* _GIVEN EXERCISE_
Return every record exactly as written.

[Start STORED DATA]

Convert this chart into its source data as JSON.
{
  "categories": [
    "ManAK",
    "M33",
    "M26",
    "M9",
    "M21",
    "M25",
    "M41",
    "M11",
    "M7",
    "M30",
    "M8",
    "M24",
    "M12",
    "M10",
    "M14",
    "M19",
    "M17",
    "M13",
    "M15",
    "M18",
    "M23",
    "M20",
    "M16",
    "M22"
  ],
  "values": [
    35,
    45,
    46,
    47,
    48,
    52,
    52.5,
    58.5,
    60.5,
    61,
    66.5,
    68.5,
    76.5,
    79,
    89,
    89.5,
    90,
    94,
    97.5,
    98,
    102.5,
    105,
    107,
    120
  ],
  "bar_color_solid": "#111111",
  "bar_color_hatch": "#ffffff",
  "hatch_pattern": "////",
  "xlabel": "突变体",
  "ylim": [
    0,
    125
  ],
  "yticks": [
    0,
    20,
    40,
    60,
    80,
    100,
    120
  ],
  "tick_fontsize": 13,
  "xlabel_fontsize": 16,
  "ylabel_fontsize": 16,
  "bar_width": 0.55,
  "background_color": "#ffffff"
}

[End STORED DATA]

* _RESPONSE TO THE TASK_
Convert this chart into its source data as JSON.
{
  "categories": [
    "ManAK",
    "M33",
    "M26",
    "M9",
    "M21",
    "M25",
    "M41",
    "M11",
    "M7",
    "M30",
    "M8",
    "M24",
    "M12",
    "M10",
    "M14",
    "M19",
    "M17",
    "M13",
    "M15",
    "M18",
    "M23",
    "M20",
    "M16",
    "M22"
  ],
  "values": [
    35,
    45,
    46,
    47,
    48,
    52,
    52.5,
    58.5,
    60.5,
    61,
    66.5,
    68.5,
    76.5,
    79,
    89,
    89.5,
    90,
    94,
    97.5,
    98,
    102.5,
    105,
    107,
    120
  ],
  "bar_color_solid": "#111111",
  "bar_color_hatch": "#ffffff",
  "hatch_pattern": "////",
  "xlabel": "突变体",
  "ylim": [
    0,
    125
  ],
  "yticks": [
    0,
    20,
    40,
    60,
    80,
    100,
    120
  ],
  "tick_fontsize": 13,
  "xlabel_fontsize": 16,
  "ylabel_fontsize": 16,
  "bar_width": 0.55,
  "background_color": "#ffffff"
}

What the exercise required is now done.